▸ **Given records**
——————————

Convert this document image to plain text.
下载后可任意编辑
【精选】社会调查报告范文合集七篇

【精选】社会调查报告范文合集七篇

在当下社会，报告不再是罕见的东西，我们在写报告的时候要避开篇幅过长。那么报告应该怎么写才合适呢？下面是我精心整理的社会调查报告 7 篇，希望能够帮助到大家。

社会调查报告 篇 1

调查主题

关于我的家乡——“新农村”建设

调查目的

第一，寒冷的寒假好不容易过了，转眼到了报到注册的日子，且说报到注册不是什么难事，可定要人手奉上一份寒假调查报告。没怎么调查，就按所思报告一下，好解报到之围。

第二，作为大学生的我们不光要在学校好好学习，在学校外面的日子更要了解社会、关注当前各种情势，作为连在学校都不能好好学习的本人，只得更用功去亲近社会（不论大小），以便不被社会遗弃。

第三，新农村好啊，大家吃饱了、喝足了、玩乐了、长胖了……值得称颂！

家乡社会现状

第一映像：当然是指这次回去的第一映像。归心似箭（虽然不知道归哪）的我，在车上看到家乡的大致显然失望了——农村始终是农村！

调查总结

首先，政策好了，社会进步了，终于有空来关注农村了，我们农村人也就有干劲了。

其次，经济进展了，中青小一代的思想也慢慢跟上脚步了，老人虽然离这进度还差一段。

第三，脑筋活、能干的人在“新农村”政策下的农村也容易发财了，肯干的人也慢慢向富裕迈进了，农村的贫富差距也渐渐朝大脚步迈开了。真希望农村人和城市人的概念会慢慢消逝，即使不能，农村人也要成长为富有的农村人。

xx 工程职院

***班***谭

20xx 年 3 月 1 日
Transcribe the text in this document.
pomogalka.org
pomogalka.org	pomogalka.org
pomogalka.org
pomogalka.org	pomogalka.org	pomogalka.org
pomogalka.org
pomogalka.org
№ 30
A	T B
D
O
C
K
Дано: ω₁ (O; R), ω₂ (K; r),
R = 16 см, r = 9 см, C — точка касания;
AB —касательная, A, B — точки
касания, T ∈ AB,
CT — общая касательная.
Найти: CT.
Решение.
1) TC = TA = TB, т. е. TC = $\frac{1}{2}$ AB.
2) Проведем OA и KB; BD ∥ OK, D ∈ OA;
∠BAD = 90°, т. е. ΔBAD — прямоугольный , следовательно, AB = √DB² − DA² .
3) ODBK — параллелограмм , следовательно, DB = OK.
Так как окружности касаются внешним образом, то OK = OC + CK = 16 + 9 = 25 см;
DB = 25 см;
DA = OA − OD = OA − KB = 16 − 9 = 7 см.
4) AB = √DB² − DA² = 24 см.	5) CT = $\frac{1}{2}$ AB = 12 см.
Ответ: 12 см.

——————————

▸ **What is needed**
Retype the material above, line by line, exactly.

▸ **Task response**
Convert this document image to plain text.
下载后可任意编辑
【精选】社会调查报告范文合集七篇

【精选】社会调查报告范文合集七篇

在当下社会，报告不再是罕见的东西，我们在写报告的时候要避开篇幅过长。那么报告应该怎么写才合适呢？下面是我精心整理的社会调查报告 7 篇，希望能够帮助到大家。

社会调查报告 篇 1

调查主题

关于我的家乡——“新农村”建设

调查目的

第一，寒冷的寒假好不容易过了，转眼到了报到注册的日子，且说报到注册不是什么难事，可定要人手奉上一份寒假调查报告。没怎么调查，就按所思报告一下，好解报到之围。

第二，作为大学生的我们不光要在学校好好学习，在学校外面的日子更要了解社会、关注当前各种情势，作为连在学校都不能好好学习的本人，只得更用功去亲近社会（不论大小），以便不被社会遗弃。

第三，新农村好啊，大家吃饱了、喝足了、玩乐了、长胖了……值得称颂！

家乡社会现状

第一映像：当然是指这次回去的第一映像。归心似箭（虽然不知道归哪）的我，在车上看到家乡的大致显然失望了——农村始终是农村！

调查总结

首先，政策好了，社会进步了，终于有空来关注农村了，我们农村人也就有干劲了。

其次，经济进展了，中青小一代的思想也慢慢跟上脚步了，老人虽然离这进度还差一段。

第三，脑筋活、能干的人在“新农村”政策下的农村也容易发财了，肯干的人也慢慢向富裕迈进了，农村的贫富差距也渐渐朝大脚步迈开了。真希望农村人和城市人的概念会慢慢消逝，即使不能，农村人也要成长为富有的农村人。

xx 工程职院

***班***谭

20xx 年 3 月 1 日
Transcribe the text in this document.
pomogalka.org
pomogalka.org	pomogalka.org
pomogalka.org
pomogalka.org	pomogalka.org	pomogalka.org
pomogalka.org
pomogalka.org
№ 30
A	T B
D
O
C
K
Дано: ω₁ (O; R), ω₂ (K; r),
R = 16 см, r = 9 см, C — точка касания;
AB —касательная, A, B — точки
касания, T ∈ AB,
CT — общая касательная.
Найти: CT.
Решение.
1) TC = TA = TB, т. е. TC = $\frac{1}{2}$ AB.
2) Проведем OA и KB; BD ∥ OK, D ∈ OA;
∠BAD = 90°, т. е. ΔBAD — прямоугольный , следовательно, AB = √DB² − DA² .
3) ODBK — параллелограмм , следовательно, DB = OK.
Так как окружности касаются внешним образом, то OK = OC + CK = 16 + 9 = 25 см;
DB = 25 см;
DA = OA − OD = OA − KB = 16 − 9 = 7 см.
4) AB = √DB² − DA² = 24 см.	5) CT = $\frac{1}{2}$ AB = 12 см.
Ответ: 12 см.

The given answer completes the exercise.